> **Task to complete**: Copy each line that contains the string "applies".

══════════

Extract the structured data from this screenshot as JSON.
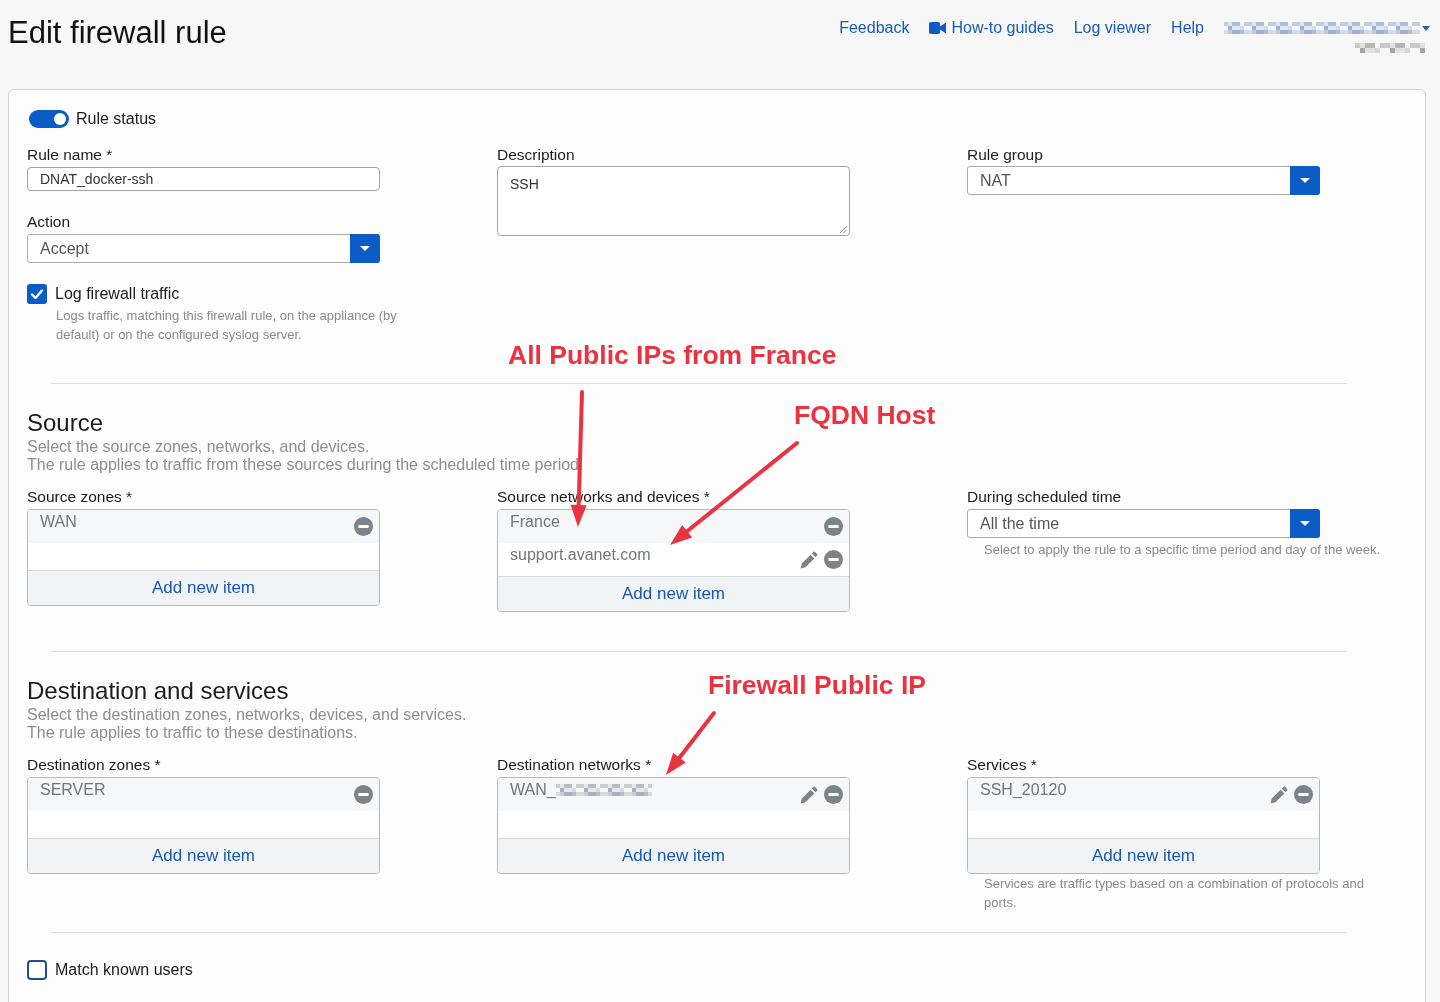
{
  "page": {
    "title": "Edit firewall rule"
  },
  "header_links": [
    {
      "label": "Feedback",
      "kind": "link"
    },
    {
      "label": "How-to guides",
      "kind": "video"
    },
    {
      "label": "Log viewer",
      "kind": "link"
    },
    {
      "label": "Help",
      "kind": "link"
    }
  ],
  "general": {
    "rule_status": {
      "label": "Rule status",
      "on": true
    },
    "rule_name": {
      "label": "Rule name *",
      "value": "DNAT_docker-ssh"
    },
    "action": {
      "label": "Action",
      "value": "Accept"
    },
    "log_traffic": {
      "label": "Log firewall traffic",
      "checked": true,
      "hint": "Logs traffic, matching this firewall rule, on the appliance (by default) or on the configured syslog server."
    },
    "description": {
      "label": "Description",
      "value": "SSH"
    },
    "rule_group": {
      "label": "Rule group",
      "value": "NAT"
    }
  },
  "sections": [
    {
      "title": "Source",
      "description": [
        "Select the source zones, networks, and devices.",
        "The rule applies to traffic from these sources during the scheduled time period."
      ],
      "fields": [
        {
          "kind": "list",
          "label": "Source zones *",
          "items": [
            {
              "text": "WAN",
              "editable": false
            }
          ],
          "add_label": "Add new item"
        },
        {
          "kind": "list",
          "label": "Source networks and devices *",
          "items": [
            {
              "text": "France",
              "editable": false
            },
            {
              "text": "support.avanet.com",
              "editable": true
            }
          ],
          "add_label": "Add new item"
        },
        {
          "kind": "select",
          "label": "During scheduled time",
          "value": "All the time",
          "hint": "Select to apply the rule to a specific time period and day of the week."
        }
      ]
    },
    {
      "title": "Destination and services",
      "description": [
        "Select the destination zones, networks, devices, and services.",
        "The rule applies to traffic to these destinations."
      ],
      "fields": [
        {
          "kind": "list",
          "label": "Destination zones *",
          "items": [
            {
              "text": "SERVER",
              "editable": false
            }
          ],
          "add_label": "Add new item"
        },
        {
          "kind": "list",
          "label": "Destination networks *",
          "items": [
            {
              "text": "WAN_",
              "editable": true,
              "redacted": true
            }
          ],
          "add_label": "Add new item"
        },
        {
          "kind": "list",
          "label": "Services *",
          "items": [
            {
              "text": "SSH_20120",
              "editable": true
            }
          ],
          "add_label": "Add new item",
          "hint": "Services are traffic types based on a combination of protocols and ports."
        }
      ]
    }
  ],
  "match_known_users": {
    "label": "Match known users",
    "checked": false
  },
  "annotations": [
    {
      "text": "All Public IPs from France"
    },
    {
      "text": "FQDN Host"
    },
    {
      "text": "Firewall Public IP"
    }
  ]
}
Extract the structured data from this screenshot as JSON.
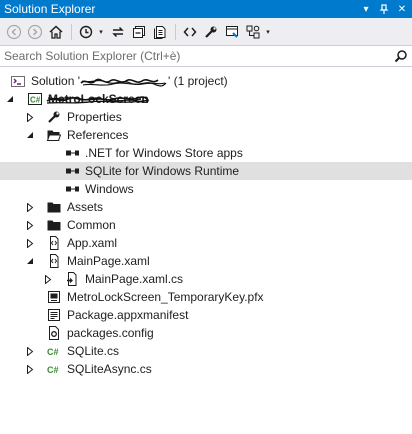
{
  "window": {
    "title": "Solution Explorer",
    "pin_glyph": "▾",
    "dock_glyph": "╀",
    "close_glyph": "✕"
  },
  "toolbar": {
    "buttons": [
      "back-icon",
      "forward-icon",
      "home-icon",
      "history-icon",
      "sync-icon",
      "collapse-all-icon",
      "show-all-files-icon",
      "view-code-icon",
      "properties-icon",
      "preview-icon",
      "class-view-icon"
    ],
    "dropdown_glyph": "▾"
  },
  "search": {
    "placeholder": "Search Solution Explorer (Ctrl+è)",
    "icon": "search-icon"
  },
  "tree": {
    "solution": {
      "prefix": "Solution '",
      "suffix": "' (1 project)"
    },
    "project": {
      "name": "MetroLockScreen"
    },
    "items": [
      {
        "label": "Properties",
        "icon": "wrench-icon"
      },
      {
        "label": "References",
        "icon": "folder-open-icon"
      },
      {
        "label": ".NET for Windows Store apps",
        "icon": "reference-icon"
      },
      {
        "label": "SQLite for Windows Runtime",
        "icon": "reference-icon"
      },
      {
        "label": "Windows",
        "icon": "reference-icon"
      },
      {
        "label": "Assets",
        "icon": "folder-icon"
      },
      {
        "label": "Common",
        "icon": "folder-icon"
      },
      {
        "label": "App.xaml",
        "icon": "xaml-icon"
      },
      {
        "label": "MainPage.xaml",
        "icon": "xaml-icon"
      },
      {
        "label": "MainPage.xaml.cs",
        "icon": "csharp-file-icon"
      },
      {
        "label": "MetroLockScreen_TemporaryKey.pfx",
        "icon": "key-file-icon"
      },
      {
        "label": "Package.appxmanifest",
        "icon": "manifest-icon"
      },
      {
        "label": "packages.config",
        "icon": "config-icon"
      },
      {
        "label": "SQLite.cs",
        "icon": "csharp-icon"
      },
      {
        "label": "SQLiteAsync.cs",
        "icon": "csharp-icon"
      }
    ]
  },
  "colors": {
    "accent": "#007acc",
    "toolbar_bg": "#eeeef2",
    "selected_row": "#e0e0e0",
    "csharp_green": "#388a34"
  }
}
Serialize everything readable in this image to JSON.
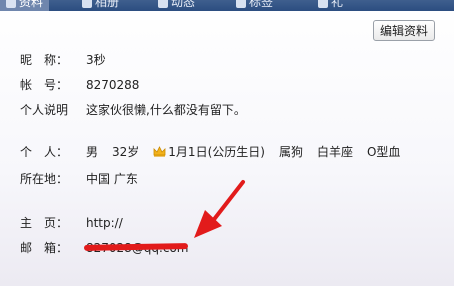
{
  "tabs": [
    {
      "label": "资料",
      "active": true
    },
    {
      "label": "相册",
      "active": false
    },
    {
      "label": "动态",
      "active": false
    },
    {
      "label": "标签",
      "active": false
    },
    {
      "label": "礼",
      "active": false
    }
  ],
  "edit_button": "编辑资料",
  "profile": {
    "nickname_label": "昵　称：",
    "nickname": "3秒",
    "account_label": "帐　号：",
    "account": "8270288",
    "bio_label": "个人说明",
    "bio": "这家伙很懒,什么都没有留下。",
    "personal_label": "个　人：",
    "gender": "男",
    "age": "32岁",
    "birthday": "1月1日(公历生日)",
    "zodiac": "属狗",
    "constellation": "白羊座",
    "blood": "O型血",
    "location_label": "所在地：",
    "location": "中国 广东",
    "homepage_label": "主　页：",
    "homepage": "http://",
    "email_label": "邮　箱：",
    "email": "827028@qq.com"
  },
  "colors": {
    "annotation": "#e21b1b",
    "tabbar": "#2b4d80"
  }
}
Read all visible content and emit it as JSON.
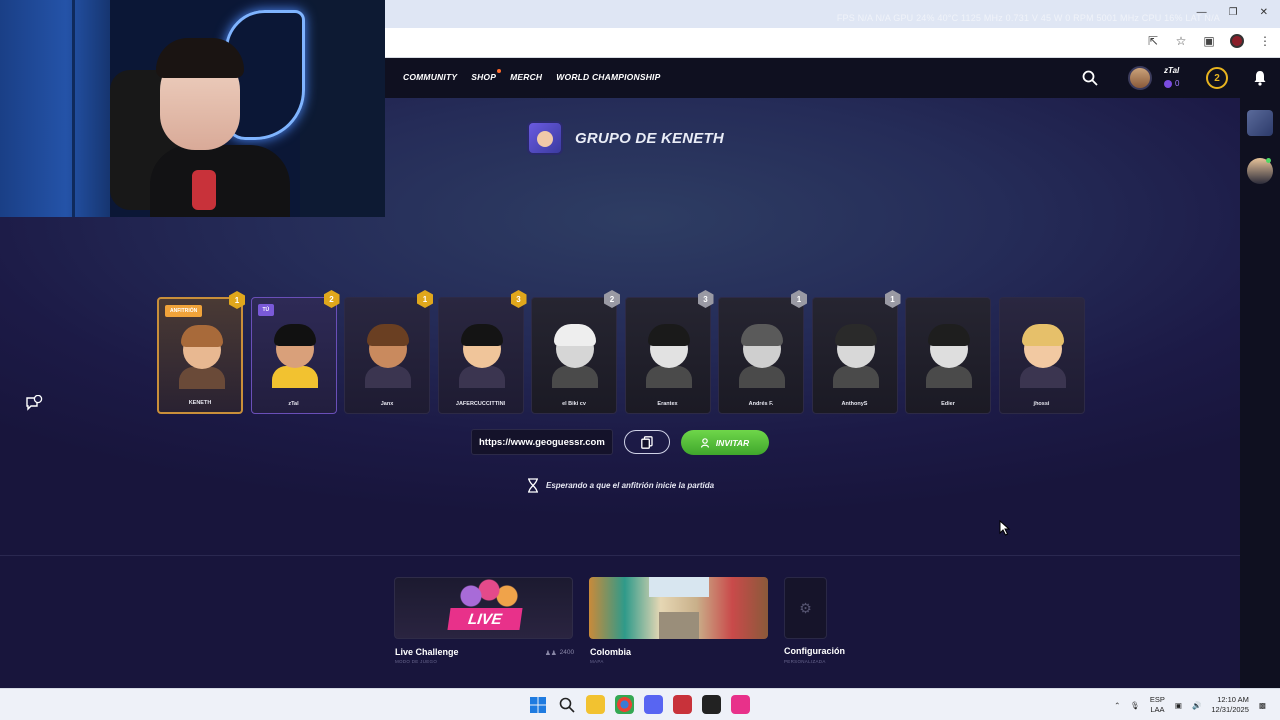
{
  "overlay": {
    "stats": "FPS N/A N/A  GPU 24% 40°C 1125 MHz 0.731 V 45 W 0 RPM 5001 MHz  CPU 16%  LAT N/A"
  },
  "nav": {
    "items": [
      "COMMUNITY",
      "SHOP",
      "MERCH",
      "WORLD CHAMPIONSHIP"
    ]
  },
  "user": {
    "name": "zTal",
    "coins": "0",
    "level": "2"
  },
  "group": {
    "title": "GRUPO DE KENETH"
  },
  "players": [
    {
      "name": "KENETH",
      "level": "1",
      "badge": "ANFITRIÓN",
      "role": "host",
      "medal": "gold",
      "skin": "#e8b891",
      "hair": "#a86a3a",
      "torso": "#6a4a38"
    },
    {
      "name": "zTal",
      "level": "2",
      "badge": "TÚ",
      "role": "you",
      "medal": "gold",
      "skin": "#d9a07a",
      "hair": "#111111",
      "torso": "#f2c230"
    },
    {
      "name": "Janx",
      "level": "1",
      "badge": "",
      "role": "",
      "medal": "gold",
      "skin": "#c98a5e",
      "hair": "#6a3f22",
      "torso": "#3b3550"
    },
    {
      "name": "JAFERCUCCITTINI",
      "level": "3",
      "badge": "",
      "role": "",
      "medal": "gold",
      "skin": "#f0c59a",
      "hair": "#141414",
      "torso": "#3b3550"
    },
    {
      "name": "el Biki cv",
      "level": "2",
      "badge": "",
      "role": "gray",
      "medal": "silver",
      "skin": "#d6d6d6",
      "hair": "#eeeeee",
      "torso": "#4a4a4a"
    },
    {
      "name": "Erantex",
      "level": "3",
      "badge": "",
      "role": "gray",
      "medal": "silver",
      "skin": "#e2e2e2",
      "hair": "#1a1a1a",
      "torso": "#4a4a4a"
    },
    {
      "name": "Andrés F.",
      "level": "1",
      "badge": "",
      "role": "gray",
      "medal": "silver",
      "skin": "#cfcfcf",
      "hair": "#5a5a5a",
      "torso": "#4a4a4a"
    },
    {
      "name": "AnthonyS",
      "level": "1",
      "badge": "",
      "role": "gray",
      "medal": "silver",
      "skin": "#d8d8d8",
      "hair": "#2a2a2a",
      "torso": "#4a4a4a"
    },
    {
      "name": "Edier",
      "level": "",
      "badge": "",
      "role": "gray",
      "medal": "",
      "skin": "#dedede",
      "hair": "#1e1e1e",
      "torso": "#4a4a4a"
    },
    {
      "name": "jhossi",
      "level": "",
      "badge": "",
      "role": "",
      "medal": "",
      "skin": "#f2c9a2",
      "hair": "#e6c06a",
      "torso": "#3b3550"
    }
  ],
  "invite": {
    "url": "https://www.geoguessr.com/",
    "button": "INVITAR",
    "waiting": "Esperando a que el anfitrión inicie la partida"
  },
  "tiles": {
    "live": {
      "badge": "LIVE",
      "title": "Live Challenge",
      "subtitle": "MODO DE JUEGO",
      "players": "2400"
    },
    "map": {
      "title": "Colombia",
      "subtitle": "MAPA"
    },
    "config": {
      "title": "Configuración",
      "subtitle": "PERSONALIZADA"
    }
  },
  "taskbar": {
    "lang1": "ESP",
    "lang2": "LAA",
    "time": "12:10 AM",
    "date": "12/31/2025"
  },
  "colors": {
    "accent_green": "#4cbe36",
    "gold": "#e0a71c",
    "host": "#f0a33a",
    "you": "#7a5ad8",
    "live": "#e8318a"
  }
}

══════════

> **Exercise solution**:
        "The rule applies to traffic from these sources during the scheduled time period."
        "The rule applies to traffic to these destinations."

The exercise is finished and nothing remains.